Bounding box annotations
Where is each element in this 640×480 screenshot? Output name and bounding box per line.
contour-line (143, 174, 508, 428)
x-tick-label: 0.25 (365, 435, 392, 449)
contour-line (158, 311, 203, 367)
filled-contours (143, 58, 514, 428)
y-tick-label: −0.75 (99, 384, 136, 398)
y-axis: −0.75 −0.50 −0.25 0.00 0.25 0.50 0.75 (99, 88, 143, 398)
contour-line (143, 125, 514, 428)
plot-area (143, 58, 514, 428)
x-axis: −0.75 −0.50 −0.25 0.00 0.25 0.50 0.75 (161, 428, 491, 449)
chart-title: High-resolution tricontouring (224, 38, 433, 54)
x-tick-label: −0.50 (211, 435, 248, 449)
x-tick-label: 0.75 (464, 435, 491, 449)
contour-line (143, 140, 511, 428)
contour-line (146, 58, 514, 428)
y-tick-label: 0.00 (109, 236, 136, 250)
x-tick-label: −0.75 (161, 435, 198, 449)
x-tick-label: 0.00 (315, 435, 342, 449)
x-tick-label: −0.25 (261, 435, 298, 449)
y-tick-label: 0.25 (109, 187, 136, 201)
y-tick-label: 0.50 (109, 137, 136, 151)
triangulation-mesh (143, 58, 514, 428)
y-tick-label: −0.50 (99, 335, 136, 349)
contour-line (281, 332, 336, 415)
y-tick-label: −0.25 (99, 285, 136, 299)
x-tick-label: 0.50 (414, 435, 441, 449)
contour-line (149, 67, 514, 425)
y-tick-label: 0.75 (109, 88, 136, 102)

* * *

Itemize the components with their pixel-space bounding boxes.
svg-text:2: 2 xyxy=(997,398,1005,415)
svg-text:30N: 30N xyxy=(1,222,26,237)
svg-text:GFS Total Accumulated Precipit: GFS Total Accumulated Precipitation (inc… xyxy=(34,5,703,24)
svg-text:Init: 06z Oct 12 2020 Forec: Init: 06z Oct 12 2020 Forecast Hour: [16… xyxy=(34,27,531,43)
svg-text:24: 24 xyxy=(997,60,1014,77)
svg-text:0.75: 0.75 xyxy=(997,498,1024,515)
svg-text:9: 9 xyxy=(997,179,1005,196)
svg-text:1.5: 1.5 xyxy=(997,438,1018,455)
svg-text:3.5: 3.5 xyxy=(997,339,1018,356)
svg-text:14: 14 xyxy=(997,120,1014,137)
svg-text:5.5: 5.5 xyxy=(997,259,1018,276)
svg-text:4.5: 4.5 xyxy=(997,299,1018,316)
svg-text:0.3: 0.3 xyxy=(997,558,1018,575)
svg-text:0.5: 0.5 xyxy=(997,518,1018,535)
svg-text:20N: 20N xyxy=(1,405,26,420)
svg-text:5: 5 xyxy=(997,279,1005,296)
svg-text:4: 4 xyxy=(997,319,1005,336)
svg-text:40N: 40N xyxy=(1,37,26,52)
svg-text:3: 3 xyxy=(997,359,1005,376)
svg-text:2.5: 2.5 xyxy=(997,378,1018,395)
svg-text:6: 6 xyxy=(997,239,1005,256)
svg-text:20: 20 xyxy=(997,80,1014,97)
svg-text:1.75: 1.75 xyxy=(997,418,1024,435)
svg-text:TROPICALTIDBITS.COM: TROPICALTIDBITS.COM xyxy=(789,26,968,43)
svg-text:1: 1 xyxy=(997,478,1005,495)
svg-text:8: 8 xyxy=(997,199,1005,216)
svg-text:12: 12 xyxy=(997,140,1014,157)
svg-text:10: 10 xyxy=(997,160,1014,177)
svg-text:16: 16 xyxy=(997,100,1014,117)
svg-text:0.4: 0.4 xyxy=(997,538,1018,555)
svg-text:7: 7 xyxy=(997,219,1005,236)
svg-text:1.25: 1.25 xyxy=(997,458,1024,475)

---

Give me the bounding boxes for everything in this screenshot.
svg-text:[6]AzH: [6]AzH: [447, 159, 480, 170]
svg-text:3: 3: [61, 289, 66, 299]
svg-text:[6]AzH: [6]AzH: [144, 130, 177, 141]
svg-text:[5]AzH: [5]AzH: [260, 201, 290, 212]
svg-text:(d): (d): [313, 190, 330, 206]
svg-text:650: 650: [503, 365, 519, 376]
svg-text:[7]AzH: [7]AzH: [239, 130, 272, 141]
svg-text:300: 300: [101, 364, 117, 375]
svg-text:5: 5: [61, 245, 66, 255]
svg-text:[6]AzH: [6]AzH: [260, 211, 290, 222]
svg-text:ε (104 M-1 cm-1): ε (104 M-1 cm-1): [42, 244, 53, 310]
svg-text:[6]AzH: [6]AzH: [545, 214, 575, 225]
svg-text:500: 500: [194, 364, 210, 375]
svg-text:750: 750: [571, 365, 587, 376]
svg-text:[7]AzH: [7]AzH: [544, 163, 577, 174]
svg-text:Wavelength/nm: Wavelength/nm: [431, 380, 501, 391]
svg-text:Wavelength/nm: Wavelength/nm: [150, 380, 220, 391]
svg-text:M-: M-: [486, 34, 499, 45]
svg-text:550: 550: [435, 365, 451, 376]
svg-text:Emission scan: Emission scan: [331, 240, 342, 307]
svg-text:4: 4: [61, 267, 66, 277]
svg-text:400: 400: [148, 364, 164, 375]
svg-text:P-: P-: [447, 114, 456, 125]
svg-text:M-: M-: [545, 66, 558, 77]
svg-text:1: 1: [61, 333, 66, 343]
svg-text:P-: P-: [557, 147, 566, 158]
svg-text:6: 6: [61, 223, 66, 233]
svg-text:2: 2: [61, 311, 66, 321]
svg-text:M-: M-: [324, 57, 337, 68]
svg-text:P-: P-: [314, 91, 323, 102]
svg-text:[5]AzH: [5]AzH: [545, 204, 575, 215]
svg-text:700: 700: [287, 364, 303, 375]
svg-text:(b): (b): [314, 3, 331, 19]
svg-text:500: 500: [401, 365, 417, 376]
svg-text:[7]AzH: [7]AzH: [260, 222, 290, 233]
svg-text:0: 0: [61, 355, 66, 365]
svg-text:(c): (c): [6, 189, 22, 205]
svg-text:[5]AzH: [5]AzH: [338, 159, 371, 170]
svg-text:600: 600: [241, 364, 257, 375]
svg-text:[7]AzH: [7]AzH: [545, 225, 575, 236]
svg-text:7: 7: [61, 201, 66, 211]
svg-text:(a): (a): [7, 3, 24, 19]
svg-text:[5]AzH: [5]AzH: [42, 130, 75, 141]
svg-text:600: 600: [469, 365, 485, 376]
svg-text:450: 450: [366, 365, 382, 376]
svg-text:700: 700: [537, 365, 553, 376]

● **Objective**: Substitute "items" for "components" in the records, starting at the line that contains "Itemize the components" and ending at the line that contains "svg-text:3: 3 xyxy=(997,359,1005,376)". Give back only those lines, with everything else left as it is.

● **Exercise output**:
Itemize the items with their pixel-space bounding boxes.
svg-text:2: 2 xyxy=(997,398,1005,415)
svg-text:30N: 30N xyxy=(1,222,26,237)
svg-text:GFS Total Accumulated Precipit: GFS Total Accumulated Precipitation (inc… xyxy=(34,5,703,24)
svg-text:Init: 06z Oct 12 2020 Forec: Init: 06z Oct 12 2020 Forecast Hour: [16… xyxy=(34,27,531,43)
svg-text:24: 24 xyxy=(997,60,1014,77)
svg-text:0.75: 0.75 xyxy=(997,498,1024,515)
svg-text:9: 9 xyxy=(997,179,1005,196)
svg-text:1.5: 1.5 xyxy=(997,438,1018,455)
svg-text:3.5: 3.5 xyxy=(997,339,1018,356)
svg-text:14: 14 xyxy=(997,120,1014,137)
svg-text:5.5: 5.5 xyxy=(997,259,1018,276)
svg-text:4.5: 4.5 xyxy=(997,299,1018,316)
svg-text:0.3: 0.3 xyxy=(997,558,1018,575)
svg-text:0.5: 0.5 xyxy=(997,518,1018,535)
svg-text:20N: 20N xyxy=(1,405,26,420)
svg-text:5: 5 xyxy=(997,279,1005,296)
svg-text:4: 4 xyxy=(997,319,1005,336)
svg-text:40N: 40N xyxy=(1,37,26,52)
svg-text:3: 3 xyxy=(997,359,1005,376)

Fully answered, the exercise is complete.